What is being asked :: Where a line holds "Terminals", copy it.
⟨
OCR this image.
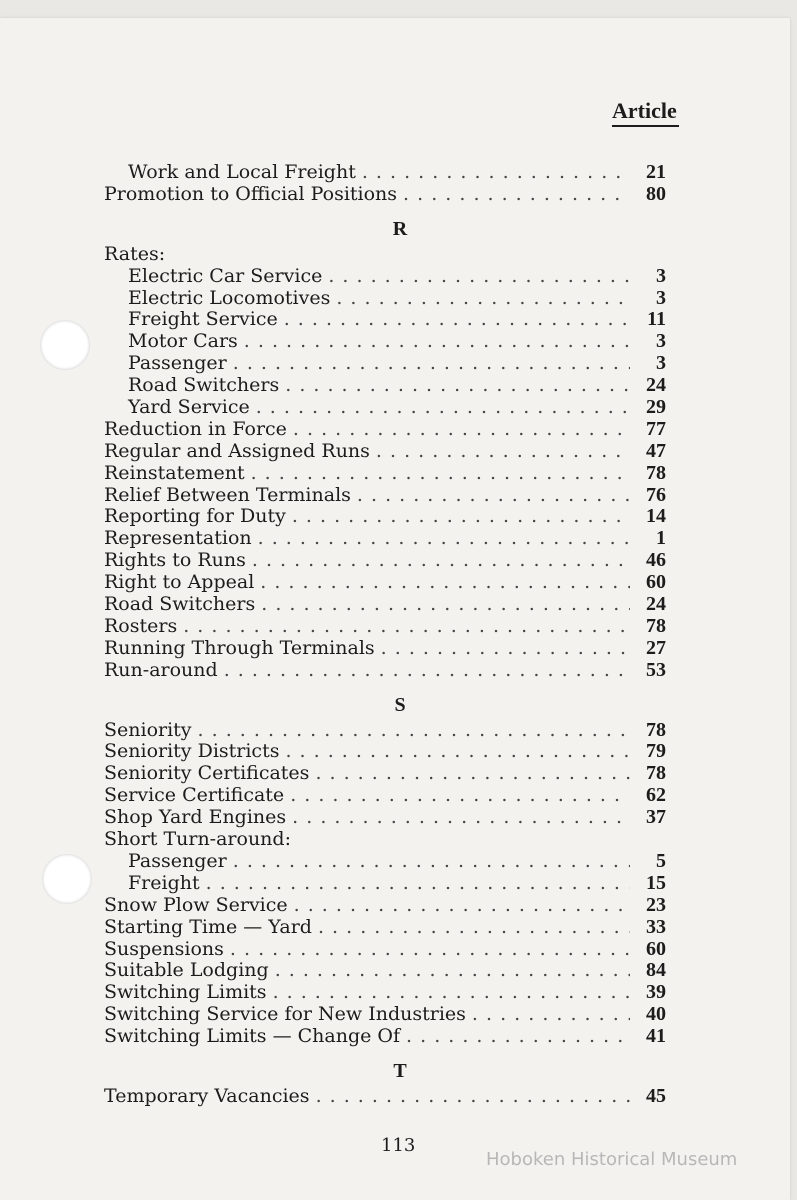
Article
Work and Local Freight . . .	21
Promotion to Official Positions . . .	80
R
Rates:
Electric Car Service . . .	3
Electric Locomotives . . .	3
Freight Service . . .	11
Motor Cars . . .	3
Passenger . . .	3
Road Switchers . . .	24
Yard Service . . .	29
Reduction in Force . . .	77
Regular and Assigned Runs . . .	47
Reinstatement . . .	78
Relief Between Terminals . . .	76
Reporting for Duty . . .	14
Representation . . .	1
Rights to Runs . . .	46
Right to Appeal . . .	60
Road Switchers . . .	24
Rosters . . .	78
Running Through Terminals . . .	27
Run-around . . .	53
S
Seniority . . .	78
Seniority Districts . . .	79
Seniority Certificates . . .	78
Service Certificate . . .	62
Shop Yard Engines . . .	37
Short Turn-around:
Passenger . . .	5
Freight . . .	15
Snow Plow Service . . .	23
Starting Time — Yard . . .	33
Suspensions . . .	60
Suitable Lodging . . .	84
Switching Limits . . .	39
Switching Service for New Industries . . .	40
Switching Limits — Change Of . . .	41
T
Temporary Vacancies . . .	45
113
Hoboken Historical Museum
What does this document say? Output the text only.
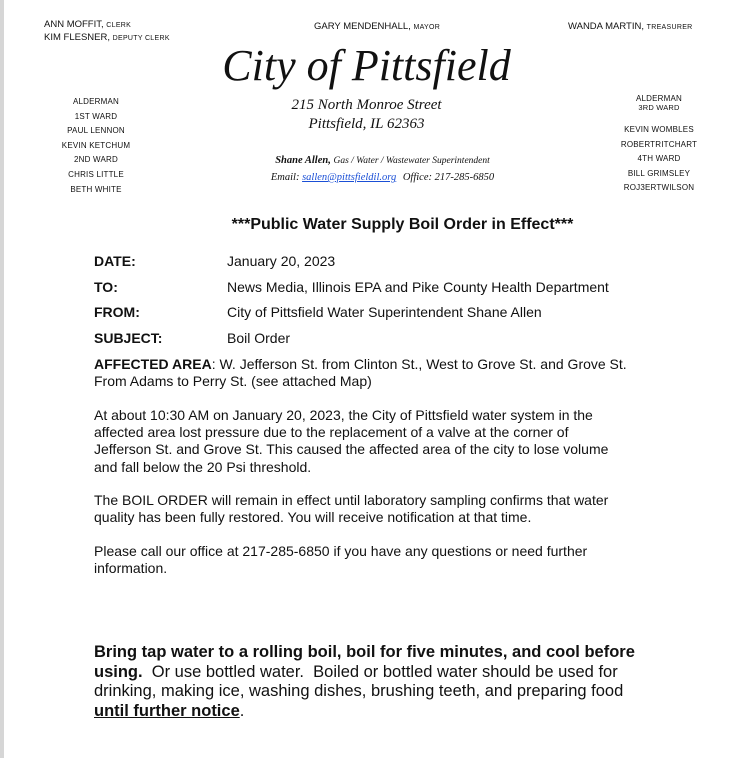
ANN MOFFIT, CLERK
KIM FLESNER, DEPUTY CLERK
GARY MENDENHALL, MAYOR	WANDA MARTIN, TREASURER
City of Pittsfield
215 North Monroe Street
Pittsfield, IL 62363
Shane Allen, Gas / Water / Wastewater Superintendent
Email: sallen@pittsfieldil.org Office: 217-285-6850
ALDERMAN
1ST WARD
PAUL LENNON
KEVIN KETCHUM
2ND WARD
CHRIS LITTLE
BETH WHITE
ALDERMAN
3RD WARD
KEVIN WOMBLES
ROBERTRITCHART
4TH WARD
BILL GRIMSLEY
ROJ3ERTWILSON
***Public Water Supply Boil Order in Effect***
DATE:	January 20, 2023
TO:	News Media, Illinois EPA and Pike County Health Department
FROM:	City of Pittsfield Water Superintendent Shane Allen
SUBJECT:	Boil Order
AFFECTED AREA: W. Jefferson St. from Clinton St., West to Grove St. and Grove St.
From Adams to Perry St. (see attached Map)
At about 10:30 AM on January 20, 2023, the City of Pittsfield water system in the
affected area lost pressure due to the replacement of a valve at the corner of
Jefferson St. and Grove St. This caused the affected area of the city to lose volume
and fall below the 20 Psi threshold.
The BOIL ORDER will remain in effect until laboratory sampling confirms that water
quality has been fully restored. You will receive notification at that time.
Please call our office at 217-285-6850 if you have any questions or need further
information.
Bring tap water to a rolling boil, boil for five minutes, and cool before
using.  Or use bottled water.  Boiled or bottled water should be used for
drinking, making ice, washing dishes, brushing teeth, and preparing food
until further notice.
⟩
Correct answer ::
Relief Between Terminals . . .	76
Running Through Terminals . . .	27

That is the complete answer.